** Exercise **
Across the entries below, how many lines contain the string "Convert"? Give only the count.

───── Exercise input ─────

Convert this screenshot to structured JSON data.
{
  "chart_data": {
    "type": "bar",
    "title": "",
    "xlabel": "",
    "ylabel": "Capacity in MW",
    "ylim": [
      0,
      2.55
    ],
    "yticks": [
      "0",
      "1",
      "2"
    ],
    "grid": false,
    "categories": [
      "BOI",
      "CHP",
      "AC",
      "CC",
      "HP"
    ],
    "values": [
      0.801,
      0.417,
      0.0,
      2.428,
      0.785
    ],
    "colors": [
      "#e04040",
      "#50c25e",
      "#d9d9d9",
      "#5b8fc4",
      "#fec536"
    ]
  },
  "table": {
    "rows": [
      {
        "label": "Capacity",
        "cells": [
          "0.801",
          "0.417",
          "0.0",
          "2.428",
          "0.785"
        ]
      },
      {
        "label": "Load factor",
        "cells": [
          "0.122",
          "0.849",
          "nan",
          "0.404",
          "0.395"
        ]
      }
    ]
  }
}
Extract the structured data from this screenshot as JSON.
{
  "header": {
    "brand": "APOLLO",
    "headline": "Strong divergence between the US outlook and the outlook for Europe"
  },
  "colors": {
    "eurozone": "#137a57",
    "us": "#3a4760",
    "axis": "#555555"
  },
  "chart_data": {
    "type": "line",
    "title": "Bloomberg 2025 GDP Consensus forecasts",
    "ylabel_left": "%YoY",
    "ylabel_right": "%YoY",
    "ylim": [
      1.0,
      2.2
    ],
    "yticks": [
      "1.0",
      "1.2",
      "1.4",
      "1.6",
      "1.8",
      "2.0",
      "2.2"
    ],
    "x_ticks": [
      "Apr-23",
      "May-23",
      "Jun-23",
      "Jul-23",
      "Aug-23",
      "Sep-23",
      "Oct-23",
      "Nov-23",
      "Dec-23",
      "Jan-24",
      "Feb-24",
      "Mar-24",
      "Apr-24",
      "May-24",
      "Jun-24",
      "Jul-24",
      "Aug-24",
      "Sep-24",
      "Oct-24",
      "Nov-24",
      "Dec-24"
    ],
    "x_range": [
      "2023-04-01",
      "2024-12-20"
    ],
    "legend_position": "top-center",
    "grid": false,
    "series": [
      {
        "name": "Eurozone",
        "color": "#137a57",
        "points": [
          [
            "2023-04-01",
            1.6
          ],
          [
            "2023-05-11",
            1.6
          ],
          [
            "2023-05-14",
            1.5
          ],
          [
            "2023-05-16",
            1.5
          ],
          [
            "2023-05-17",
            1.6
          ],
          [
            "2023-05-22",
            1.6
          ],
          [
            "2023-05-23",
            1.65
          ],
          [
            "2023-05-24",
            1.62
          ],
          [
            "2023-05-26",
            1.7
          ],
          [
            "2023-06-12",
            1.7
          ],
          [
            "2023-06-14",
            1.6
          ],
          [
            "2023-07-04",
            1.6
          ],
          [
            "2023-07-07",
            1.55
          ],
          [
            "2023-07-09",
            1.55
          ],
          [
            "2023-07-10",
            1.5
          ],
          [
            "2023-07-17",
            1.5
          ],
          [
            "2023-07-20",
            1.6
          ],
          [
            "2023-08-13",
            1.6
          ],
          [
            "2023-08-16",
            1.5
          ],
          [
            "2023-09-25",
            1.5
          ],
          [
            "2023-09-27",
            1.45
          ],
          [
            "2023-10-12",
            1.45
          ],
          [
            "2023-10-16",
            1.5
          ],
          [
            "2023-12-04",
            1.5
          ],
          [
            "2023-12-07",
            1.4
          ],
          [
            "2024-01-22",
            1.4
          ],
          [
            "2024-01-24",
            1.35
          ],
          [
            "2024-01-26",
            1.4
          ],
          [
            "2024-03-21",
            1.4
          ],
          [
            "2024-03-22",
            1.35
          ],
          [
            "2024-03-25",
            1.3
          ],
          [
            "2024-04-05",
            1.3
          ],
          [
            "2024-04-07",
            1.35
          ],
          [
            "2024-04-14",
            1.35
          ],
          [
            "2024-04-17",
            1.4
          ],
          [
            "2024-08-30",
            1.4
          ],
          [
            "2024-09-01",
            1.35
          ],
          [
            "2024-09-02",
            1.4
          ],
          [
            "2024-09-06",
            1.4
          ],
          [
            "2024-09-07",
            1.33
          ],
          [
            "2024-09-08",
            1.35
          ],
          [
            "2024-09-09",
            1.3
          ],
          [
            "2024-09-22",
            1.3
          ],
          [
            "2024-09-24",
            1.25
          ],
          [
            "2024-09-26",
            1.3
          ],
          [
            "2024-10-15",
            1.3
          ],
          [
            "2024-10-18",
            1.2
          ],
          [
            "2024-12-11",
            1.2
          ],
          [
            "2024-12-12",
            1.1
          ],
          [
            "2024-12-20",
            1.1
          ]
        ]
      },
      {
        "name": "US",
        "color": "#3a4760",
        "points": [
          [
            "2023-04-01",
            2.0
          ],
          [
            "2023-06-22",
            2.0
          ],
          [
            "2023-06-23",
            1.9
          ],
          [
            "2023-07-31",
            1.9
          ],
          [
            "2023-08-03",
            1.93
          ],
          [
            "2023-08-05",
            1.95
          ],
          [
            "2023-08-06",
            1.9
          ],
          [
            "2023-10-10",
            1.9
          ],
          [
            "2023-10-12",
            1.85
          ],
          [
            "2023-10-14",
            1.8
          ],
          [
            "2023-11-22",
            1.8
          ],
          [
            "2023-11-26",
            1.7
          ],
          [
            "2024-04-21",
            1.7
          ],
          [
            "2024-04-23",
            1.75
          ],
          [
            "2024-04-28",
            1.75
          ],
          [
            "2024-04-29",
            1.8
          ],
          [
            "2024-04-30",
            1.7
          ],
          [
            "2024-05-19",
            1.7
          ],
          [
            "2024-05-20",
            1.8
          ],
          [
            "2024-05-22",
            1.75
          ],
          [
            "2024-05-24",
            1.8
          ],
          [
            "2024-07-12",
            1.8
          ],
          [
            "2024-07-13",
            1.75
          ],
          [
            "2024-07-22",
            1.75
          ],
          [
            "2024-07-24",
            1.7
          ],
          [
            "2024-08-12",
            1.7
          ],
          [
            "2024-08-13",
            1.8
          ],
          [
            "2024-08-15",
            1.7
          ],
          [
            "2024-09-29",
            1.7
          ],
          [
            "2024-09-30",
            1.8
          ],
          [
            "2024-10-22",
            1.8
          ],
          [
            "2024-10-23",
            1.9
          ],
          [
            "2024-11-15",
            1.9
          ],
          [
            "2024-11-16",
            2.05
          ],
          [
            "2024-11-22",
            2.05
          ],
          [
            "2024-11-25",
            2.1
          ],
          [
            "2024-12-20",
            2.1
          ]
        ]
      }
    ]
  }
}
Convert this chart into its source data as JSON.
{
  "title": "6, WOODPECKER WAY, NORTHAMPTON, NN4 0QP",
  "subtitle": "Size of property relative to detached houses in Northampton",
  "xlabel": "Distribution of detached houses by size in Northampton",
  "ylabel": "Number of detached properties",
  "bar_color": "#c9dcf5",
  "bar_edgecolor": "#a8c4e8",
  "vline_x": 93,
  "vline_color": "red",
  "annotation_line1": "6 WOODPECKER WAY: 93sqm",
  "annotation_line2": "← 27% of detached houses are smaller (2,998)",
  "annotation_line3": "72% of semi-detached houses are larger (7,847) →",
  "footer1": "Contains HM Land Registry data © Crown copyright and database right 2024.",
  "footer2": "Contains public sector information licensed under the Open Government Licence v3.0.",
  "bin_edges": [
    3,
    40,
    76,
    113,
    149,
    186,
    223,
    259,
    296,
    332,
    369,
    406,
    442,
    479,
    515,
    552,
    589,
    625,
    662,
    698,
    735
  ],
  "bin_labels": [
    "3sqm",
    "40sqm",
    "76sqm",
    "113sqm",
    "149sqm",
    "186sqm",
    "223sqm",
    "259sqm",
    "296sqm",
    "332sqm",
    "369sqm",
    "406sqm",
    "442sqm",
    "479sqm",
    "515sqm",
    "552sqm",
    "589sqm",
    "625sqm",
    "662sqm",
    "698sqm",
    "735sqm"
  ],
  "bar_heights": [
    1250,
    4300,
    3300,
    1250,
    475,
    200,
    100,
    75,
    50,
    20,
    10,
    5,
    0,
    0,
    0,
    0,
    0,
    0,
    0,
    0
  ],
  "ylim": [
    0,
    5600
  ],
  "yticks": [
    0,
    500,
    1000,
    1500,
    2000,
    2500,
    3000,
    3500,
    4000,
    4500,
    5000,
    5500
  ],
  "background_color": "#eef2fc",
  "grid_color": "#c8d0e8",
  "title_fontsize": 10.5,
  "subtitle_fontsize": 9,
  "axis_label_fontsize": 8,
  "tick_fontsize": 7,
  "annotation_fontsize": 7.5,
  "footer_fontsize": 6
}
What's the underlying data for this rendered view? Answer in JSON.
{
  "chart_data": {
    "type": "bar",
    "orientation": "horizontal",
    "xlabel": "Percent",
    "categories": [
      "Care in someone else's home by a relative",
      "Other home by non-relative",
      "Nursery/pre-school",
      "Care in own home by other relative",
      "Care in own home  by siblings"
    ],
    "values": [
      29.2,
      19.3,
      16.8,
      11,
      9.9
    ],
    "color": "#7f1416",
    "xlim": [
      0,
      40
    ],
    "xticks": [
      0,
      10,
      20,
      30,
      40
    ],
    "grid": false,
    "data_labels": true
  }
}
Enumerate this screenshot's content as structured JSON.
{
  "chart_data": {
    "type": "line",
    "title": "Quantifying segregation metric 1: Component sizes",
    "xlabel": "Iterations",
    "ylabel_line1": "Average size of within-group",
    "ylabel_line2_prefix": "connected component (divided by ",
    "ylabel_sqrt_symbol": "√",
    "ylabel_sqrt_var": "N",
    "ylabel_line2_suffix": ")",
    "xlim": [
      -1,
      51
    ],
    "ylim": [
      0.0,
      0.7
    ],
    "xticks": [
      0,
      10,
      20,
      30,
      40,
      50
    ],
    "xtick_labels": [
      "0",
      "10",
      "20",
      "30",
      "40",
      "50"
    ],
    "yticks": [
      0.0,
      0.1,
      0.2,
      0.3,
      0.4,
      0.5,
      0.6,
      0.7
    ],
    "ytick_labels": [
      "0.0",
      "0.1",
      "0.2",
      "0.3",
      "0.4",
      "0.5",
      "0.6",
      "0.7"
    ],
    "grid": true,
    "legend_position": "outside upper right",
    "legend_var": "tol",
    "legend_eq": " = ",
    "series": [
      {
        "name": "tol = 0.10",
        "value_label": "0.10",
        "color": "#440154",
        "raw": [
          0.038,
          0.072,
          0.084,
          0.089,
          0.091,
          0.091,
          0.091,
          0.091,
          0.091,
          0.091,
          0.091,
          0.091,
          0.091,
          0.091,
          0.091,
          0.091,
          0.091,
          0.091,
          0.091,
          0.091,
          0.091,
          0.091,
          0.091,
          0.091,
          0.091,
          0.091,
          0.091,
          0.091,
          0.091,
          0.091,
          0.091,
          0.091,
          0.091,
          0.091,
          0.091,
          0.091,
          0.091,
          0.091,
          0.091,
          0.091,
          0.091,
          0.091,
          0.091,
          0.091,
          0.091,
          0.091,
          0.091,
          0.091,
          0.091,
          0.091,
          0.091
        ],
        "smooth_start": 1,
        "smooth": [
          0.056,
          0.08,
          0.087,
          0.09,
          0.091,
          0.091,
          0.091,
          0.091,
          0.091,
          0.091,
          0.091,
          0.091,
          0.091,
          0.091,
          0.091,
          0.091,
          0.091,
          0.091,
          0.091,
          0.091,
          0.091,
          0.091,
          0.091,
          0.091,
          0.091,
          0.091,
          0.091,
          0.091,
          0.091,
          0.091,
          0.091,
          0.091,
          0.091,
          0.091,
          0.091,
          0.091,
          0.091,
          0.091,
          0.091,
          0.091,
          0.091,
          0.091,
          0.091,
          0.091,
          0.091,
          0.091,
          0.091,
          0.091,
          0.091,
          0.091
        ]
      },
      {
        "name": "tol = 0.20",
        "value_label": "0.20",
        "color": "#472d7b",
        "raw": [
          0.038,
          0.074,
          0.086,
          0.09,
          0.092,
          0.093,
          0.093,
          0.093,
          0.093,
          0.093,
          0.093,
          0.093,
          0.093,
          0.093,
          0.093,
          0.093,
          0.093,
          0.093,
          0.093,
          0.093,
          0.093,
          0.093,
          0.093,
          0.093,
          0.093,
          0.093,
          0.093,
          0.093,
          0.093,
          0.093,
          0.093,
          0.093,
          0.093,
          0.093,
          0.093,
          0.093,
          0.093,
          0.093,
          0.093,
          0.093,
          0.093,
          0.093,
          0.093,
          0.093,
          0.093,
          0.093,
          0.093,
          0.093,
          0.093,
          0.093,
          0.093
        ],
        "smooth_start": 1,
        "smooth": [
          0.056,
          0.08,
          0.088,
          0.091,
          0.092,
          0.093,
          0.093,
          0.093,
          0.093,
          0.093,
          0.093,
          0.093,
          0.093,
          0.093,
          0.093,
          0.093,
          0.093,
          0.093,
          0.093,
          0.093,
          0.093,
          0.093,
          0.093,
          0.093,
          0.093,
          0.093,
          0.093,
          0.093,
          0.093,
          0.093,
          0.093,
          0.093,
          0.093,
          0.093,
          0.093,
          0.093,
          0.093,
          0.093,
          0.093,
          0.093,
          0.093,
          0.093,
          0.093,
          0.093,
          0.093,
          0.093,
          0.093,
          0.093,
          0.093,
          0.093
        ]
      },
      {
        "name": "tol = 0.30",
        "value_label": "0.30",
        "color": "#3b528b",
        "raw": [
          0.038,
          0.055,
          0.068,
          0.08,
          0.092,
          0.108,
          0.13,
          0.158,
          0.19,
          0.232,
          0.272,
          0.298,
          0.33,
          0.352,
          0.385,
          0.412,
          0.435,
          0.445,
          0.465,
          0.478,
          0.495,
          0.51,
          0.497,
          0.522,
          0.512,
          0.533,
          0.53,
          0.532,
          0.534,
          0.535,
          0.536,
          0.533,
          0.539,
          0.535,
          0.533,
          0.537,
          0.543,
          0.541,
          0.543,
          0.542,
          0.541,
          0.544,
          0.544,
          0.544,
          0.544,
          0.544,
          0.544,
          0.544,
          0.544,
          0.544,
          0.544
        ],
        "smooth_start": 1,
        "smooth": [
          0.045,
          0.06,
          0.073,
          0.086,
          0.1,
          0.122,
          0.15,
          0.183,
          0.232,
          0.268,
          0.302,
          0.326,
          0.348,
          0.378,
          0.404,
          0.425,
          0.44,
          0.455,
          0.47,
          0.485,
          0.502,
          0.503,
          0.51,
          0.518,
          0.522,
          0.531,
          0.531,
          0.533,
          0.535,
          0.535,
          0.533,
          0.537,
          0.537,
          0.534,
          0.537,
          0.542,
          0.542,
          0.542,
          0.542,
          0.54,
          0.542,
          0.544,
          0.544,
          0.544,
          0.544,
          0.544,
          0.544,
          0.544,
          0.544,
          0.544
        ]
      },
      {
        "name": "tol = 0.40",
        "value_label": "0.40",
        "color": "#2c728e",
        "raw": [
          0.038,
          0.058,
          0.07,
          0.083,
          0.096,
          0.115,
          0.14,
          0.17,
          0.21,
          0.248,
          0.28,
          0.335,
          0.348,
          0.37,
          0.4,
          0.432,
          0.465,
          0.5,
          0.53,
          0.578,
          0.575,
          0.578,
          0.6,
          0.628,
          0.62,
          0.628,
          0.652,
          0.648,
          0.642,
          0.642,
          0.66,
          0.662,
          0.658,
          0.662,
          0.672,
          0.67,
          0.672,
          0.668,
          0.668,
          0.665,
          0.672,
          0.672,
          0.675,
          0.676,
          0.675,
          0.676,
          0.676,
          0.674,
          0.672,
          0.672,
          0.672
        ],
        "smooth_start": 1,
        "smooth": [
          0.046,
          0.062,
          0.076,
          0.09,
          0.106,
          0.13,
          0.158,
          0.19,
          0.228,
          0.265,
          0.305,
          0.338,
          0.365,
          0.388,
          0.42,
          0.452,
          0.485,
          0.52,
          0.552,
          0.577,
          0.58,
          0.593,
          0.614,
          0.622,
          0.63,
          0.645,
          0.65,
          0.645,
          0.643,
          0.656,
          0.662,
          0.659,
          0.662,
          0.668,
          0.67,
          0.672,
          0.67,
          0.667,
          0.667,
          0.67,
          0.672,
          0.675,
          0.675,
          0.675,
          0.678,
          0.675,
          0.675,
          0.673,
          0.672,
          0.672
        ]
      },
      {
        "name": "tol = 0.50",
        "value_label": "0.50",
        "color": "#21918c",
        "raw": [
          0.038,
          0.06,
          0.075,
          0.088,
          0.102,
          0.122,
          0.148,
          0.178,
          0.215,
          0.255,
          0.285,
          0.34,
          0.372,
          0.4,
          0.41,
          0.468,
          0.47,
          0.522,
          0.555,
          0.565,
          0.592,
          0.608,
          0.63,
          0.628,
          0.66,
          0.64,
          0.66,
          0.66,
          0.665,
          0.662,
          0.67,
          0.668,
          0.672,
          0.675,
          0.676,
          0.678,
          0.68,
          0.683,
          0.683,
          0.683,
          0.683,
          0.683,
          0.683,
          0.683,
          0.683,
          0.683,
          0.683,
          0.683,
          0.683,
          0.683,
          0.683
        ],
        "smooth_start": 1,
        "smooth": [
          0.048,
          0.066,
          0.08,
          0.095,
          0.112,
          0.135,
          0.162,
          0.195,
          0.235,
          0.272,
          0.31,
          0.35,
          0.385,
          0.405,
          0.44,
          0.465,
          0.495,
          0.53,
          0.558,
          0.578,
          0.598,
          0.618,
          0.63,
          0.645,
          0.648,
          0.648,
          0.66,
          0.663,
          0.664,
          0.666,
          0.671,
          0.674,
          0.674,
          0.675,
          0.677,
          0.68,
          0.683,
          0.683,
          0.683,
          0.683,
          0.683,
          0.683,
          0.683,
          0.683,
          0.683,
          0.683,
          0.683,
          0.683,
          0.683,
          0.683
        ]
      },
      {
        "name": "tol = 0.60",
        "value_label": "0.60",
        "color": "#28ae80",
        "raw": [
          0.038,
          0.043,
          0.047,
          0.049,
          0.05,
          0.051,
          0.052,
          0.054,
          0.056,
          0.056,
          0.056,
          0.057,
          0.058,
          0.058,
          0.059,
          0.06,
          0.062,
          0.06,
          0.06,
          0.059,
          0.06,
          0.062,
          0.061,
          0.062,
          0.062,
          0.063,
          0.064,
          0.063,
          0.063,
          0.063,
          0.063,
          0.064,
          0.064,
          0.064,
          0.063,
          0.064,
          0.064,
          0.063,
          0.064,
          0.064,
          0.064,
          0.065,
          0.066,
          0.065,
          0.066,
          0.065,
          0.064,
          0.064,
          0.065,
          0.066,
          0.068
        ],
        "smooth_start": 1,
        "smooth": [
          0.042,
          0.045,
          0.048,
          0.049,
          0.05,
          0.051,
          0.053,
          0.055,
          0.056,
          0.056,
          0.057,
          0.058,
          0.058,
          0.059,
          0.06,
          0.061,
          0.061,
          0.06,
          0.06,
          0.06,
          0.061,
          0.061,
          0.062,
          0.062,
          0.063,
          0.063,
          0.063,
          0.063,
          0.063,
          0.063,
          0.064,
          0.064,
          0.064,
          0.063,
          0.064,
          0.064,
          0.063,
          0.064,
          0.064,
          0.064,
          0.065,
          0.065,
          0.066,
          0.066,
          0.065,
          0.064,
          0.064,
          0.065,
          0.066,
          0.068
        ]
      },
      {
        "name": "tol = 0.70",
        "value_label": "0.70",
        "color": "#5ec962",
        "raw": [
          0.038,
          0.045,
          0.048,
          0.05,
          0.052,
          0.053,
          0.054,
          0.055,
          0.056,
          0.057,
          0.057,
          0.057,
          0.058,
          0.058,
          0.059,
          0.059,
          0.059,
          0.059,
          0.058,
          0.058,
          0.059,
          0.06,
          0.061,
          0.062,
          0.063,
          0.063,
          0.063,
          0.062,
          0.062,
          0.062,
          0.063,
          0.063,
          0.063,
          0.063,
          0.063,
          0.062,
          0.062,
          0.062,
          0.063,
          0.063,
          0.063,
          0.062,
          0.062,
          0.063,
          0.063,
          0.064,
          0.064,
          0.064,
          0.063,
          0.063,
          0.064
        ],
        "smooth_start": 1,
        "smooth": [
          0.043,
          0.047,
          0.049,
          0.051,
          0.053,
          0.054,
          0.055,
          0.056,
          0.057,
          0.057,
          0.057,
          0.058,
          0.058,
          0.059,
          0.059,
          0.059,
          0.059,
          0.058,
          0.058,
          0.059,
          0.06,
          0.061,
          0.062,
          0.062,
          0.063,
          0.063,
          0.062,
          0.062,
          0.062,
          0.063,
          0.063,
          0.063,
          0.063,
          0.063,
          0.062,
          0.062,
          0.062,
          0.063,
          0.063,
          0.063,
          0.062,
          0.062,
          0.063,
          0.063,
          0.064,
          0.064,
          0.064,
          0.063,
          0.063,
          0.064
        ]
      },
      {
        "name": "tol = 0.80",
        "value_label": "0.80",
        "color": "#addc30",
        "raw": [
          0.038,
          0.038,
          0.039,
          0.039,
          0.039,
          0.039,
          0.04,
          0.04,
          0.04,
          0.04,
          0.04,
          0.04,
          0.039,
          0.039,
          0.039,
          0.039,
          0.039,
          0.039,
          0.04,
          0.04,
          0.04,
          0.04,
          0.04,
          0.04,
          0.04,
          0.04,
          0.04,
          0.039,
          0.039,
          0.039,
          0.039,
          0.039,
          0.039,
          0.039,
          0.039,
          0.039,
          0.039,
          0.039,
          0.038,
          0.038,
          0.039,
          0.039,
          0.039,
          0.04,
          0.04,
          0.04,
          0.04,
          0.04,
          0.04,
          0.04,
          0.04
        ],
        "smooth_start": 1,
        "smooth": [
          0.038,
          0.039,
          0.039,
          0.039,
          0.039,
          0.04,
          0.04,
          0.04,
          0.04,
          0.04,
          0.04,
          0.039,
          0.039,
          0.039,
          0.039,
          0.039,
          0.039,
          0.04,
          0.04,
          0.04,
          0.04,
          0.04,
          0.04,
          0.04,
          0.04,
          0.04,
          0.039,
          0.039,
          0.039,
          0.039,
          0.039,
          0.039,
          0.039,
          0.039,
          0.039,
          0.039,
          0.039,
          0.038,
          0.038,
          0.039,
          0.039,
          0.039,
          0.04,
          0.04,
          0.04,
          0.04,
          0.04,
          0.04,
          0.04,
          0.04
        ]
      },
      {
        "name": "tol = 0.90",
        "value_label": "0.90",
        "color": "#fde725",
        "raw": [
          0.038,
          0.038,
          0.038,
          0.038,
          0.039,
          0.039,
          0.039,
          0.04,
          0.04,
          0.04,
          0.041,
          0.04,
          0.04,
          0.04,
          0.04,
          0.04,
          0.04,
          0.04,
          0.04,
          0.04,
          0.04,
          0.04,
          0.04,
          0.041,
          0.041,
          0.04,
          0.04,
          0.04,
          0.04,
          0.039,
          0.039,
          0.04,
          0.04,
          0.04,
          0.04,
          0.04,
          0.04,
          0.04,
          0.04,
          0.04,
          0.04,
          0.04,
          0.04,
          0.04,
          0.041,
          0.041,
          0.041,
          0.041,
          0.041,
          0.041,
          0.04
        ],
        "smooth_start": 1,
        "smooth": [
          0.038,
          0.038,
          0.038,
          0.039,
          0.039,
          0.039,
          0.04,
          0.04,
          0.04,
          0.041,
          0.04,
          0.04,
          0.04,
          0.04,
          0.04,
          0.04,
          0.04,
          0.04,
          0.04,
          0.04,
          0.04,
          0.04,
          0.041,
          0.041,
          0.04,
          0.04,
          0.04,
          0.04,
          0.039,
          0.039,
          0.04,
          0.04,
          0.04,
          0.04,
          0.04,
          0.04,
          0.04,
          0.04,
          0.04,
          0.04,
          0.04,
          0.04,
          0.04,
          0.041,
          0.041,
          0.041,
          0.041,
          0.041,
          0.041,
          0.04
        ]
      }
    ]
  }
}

─────

** Exercise output **
2